▸ **Aim of the exercise**
Every entry below should be printed exactly, without its images.
▽
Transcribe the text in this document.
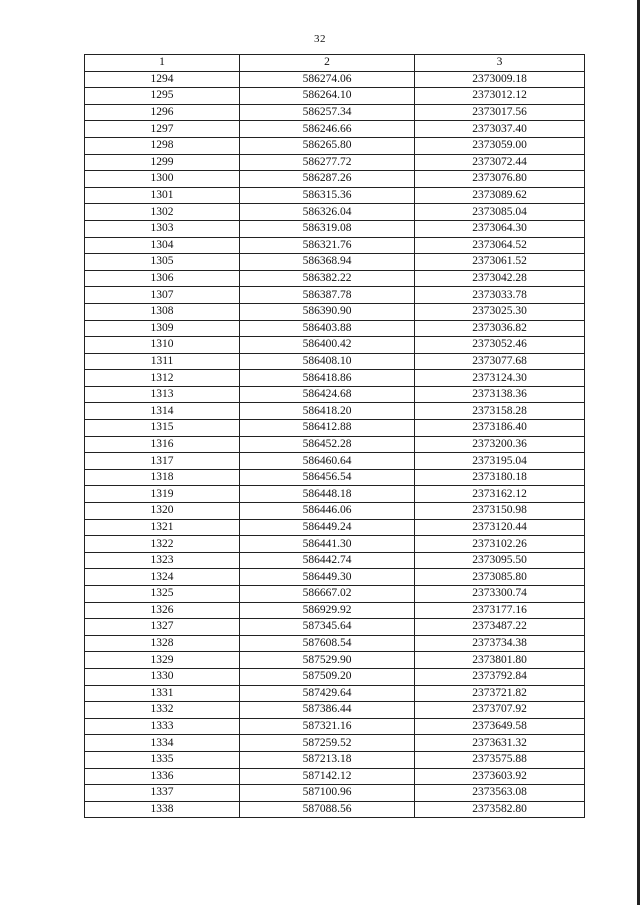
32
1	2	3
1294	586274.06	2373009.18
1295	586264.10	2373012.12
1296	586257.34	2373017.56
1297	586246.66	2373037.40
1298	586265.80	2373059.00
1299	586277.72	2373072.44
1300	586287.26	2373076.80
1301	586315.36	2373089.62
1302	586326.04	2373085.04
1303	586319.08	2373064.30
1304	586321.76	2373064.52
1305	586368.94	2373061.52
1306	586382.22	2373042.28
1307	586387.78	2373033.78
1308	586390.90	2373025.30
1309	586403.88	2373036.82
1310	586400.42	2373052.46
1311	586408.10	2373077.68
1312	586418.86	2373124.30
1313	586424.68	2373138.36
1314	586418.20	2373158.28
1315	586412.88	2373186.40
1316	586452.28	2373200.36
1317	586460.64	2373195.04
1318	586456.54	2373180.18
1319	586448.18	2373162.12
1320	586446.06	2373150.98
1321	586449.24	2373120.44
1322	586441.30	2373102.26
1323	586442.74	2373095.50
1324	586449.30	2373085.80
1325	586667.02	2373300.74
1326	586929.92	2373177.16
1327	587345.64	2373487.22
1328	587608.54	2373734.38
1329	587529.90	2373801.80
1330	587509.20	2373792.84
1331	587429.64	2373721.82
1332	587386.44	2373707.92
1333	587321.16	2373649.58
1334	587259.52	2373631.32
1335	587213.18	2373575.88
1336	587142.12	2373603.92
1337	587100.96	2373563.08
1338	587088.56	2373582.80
△
▸ **Worked answer**
Transcribe the text in this document.
32
1	2	3
1294	586274.06	2373009.18
1295	586264.10	2373012.12
1296	586257.34	2373017.56
1297	586246.66	2373037.40
1298	586265.80	2373059.00
1299	586277.72	2373072.44
1300	586287.26	2373076.80
1301	586315.36	2373089.62
1302	586326.04	2373085.04
1303	586319.08	2373064.30
1304	586321.76	2373064.52
1305	586368.94	2373061.52
1306	586382.22	2373042.28
1307	586387.78	2373033.78
1308	586390.90	2373025.30
1309	586403.88	2373036.82
1310	586400.42	2373052.46
1311	586408.10	2373077.68
1312	586418.86	2373124.30
1313	586424.68	2373138.36
1314	586418.20	2373158.28
1315	586412.88	2373186.40
1316	586452.28	2373200.36
1317	586460.64	2373195.04
1318	586456.54	2373180.18
1319	586448.18	2373162.12
1320	586446.06	2373150.98
1321	586449.24	2373120.44
1322	586441.30	2373102.26
1323	586442.74	2373095.50
1324	586449.30	2373085.80
1325	586667.02	2373300.74
1326	586929.92	2373177.16
1327	587345.64	2373487.22
1328	587608.54	2373734.38
1329	587529.90	2373801.80
1330	587509.20	2373792.84
1331	587429.64	2373721.82
1332	587386.44	2373707.92
1333	587321.16	2373649.58
1334	587259.52	2373631.32
1335	587213.18	2373575.88
1336	587142.12	2373603.92
1337	587100.96	2373563.08
1338	587088.56	2373582.80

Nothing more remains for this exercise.